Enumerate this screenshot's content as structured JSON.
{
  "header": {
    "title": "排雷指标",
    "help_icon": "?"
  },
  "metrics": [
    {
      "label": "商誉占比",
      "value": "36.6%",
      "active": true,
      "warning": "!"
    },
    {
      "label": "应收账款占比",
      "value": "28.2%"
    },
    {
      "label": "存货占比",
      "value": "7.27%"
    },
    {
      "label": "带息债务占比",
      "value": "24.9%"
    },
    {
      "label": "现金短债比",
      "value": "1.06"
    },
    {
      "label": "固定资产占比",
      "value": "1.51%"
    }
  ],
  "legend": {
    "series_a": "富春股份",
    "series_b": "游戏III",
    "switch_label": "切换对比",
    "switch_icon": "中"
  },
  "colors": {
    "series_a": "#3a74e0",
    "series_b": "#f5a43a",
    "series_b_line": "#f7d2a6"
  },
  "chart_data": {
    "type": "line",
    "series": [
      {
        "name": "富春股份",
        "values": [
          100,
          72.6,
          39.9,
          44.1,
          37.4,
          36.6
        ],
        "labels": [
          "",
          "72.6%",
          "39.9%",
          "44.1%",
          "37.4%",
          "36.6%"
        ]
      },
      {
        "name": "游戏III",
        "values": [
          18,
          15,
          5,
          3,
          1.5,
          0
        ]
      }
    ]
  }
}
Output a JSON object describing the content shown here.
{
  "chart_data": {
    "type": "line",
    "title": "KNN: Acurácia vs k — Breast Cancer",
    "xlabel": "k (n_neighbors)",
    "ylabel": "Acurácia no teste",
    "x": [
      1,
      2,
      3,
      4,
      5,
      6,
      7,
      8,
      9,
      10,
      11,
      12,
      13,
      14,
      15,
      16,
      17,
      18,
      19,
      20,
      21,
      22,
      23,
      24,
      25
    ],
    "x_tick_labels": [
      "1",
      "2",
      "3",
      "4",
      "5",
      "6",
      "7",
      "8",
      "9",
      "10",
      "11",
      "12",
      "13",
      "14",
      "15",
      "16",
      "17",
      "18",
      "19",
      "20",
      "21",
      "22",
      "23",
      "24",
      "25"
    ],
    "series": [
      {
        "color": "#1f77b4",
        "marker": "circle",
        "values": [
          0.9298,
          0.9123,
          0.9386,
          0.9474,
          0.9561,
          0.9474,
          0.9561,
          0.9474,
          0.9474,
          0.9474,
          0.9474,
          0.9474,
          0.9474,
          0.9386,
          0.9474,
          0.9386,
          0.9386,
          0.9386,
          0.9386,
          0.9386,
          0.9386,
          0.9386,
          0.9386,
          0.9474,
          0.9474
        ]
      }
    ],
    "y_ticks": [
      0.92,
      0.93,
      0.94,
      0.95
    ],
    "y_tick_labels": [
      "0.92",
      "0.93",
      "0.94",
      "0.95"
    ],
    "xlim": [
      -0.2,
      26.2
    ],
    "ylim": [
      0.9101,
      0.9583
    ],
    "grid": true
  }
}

- - -

PROBLEM REQUIREMENTS.
Without changing a word, restate the whole listing.

OUTPUT FOR THIS EXERCISE.
Enumerate this screenshot's content as structured JSON.
{
  "header": {
    "title": "排雷指标",
    "help_icon": "?"
  },
  "metrics": [
    {
      "label": "商誉占比",
      "value": "36.6%",
      "active": true,
      "warning": "!"
    },
    {
      "label": "应收账款占比",
      "value": "28.2%"
    },
    {
      "label": "存货占比",
      "value": "7.27%"
    },
    {
      "label": "带息债务占比",
      "value": "24.9%"
    },
    {
      "label": "现金短债比",
      "value": "1.06"
    },
    {
      "label": "固定资产占比",
      "value": "1.51%"
    }
  ],
  "legend": {
    "series_a": "富春股份",
    "series_b": "游戏III",
    "switch_label": "切换对比",
    "switch_icon": "中"
  },
  "colors": {
    "series_a": "#3a74e0",
    "series_b": "#f5a43a",
    "series_b_line": "#f7d2a6"
  },
  "chart_data": {
    "type": "line",
    "series": [
      {
        "name": "富春股份",
        "values": [
          100,
          72.6,
          39.9,
          44.1,
          37.4,
          36.6
        ],
        "labels": [
          "",
          "72.6%",
          "39.9%",
          "44.1%",
          "37.4%",
          "36.6%"
        ]
      },
      {
        "name": "游戏III",
        "values": [
          18,
          15,
          5,
          3,
          1.5,
          0
        ]
      }
    ]
  }
}
Output a JSON object describing the content shown here.
{
  "chart_data": {
    "type": "line",
    "title": "KNN: Acurácia vs k — Breast Cancer",
    "xlabel": "k (n_neighbors)",
    "ylabel": "Acurácia no teste",
    "x": [
      1,
      2,
      3,
      4,
      5,
      6,
      7,
      8,
      9,
      10,
      11,
      12,
      13,
      14,
      15,
      16,
      17,
      18,
      19,
      20,
      21,
      22,
      23,
      24,
      25
    ],
    "x_tick_labels": [
      "1",
      "2",
      "3",
      "4",
      "5",
      "6",
      "7",
      "8",
      "9",
      "10",
      "11",
      "12",
      "13",
      "14",
      "15",
      "16",
      "17",
      "18",
      "19",
      "20",
      "21",
      "22",
      "23",
      "24",
      "25"
    ],
    "series": [
      {
        "color": "#1f77b4",
        "marker": "circle",
        "values": [
          0.9298,
          0.9123,
          0.9386,
          0.9474,
          0.9561,
          0.9474,
          0.9561,
          0.9474,
          0.9474,
          0.9474,
          0.9474,
          0.9474,
          0.9474,
          0.9386,
          0.9474,
          0.9386,
          0.9386,
          0.9386,
          0.9386,
          0.9386,
          0.9386,
          0.9386,
          0.9386,
          0.9474,
          0.9474
        ]
      }
    ],
    "y_ticks": [
      0.92,
      0.93,
      0.94,
      0.95
    ],
    "y_tick_labels": [
      "0.92",
      "0.93",
      "0.94",
      "0.95"
    ],
    "xlim": [
      -0.2,
      26.2
    ],
    "ylim": [
      0.9101,
      0.9583
    ],
    "grid": true
  }
}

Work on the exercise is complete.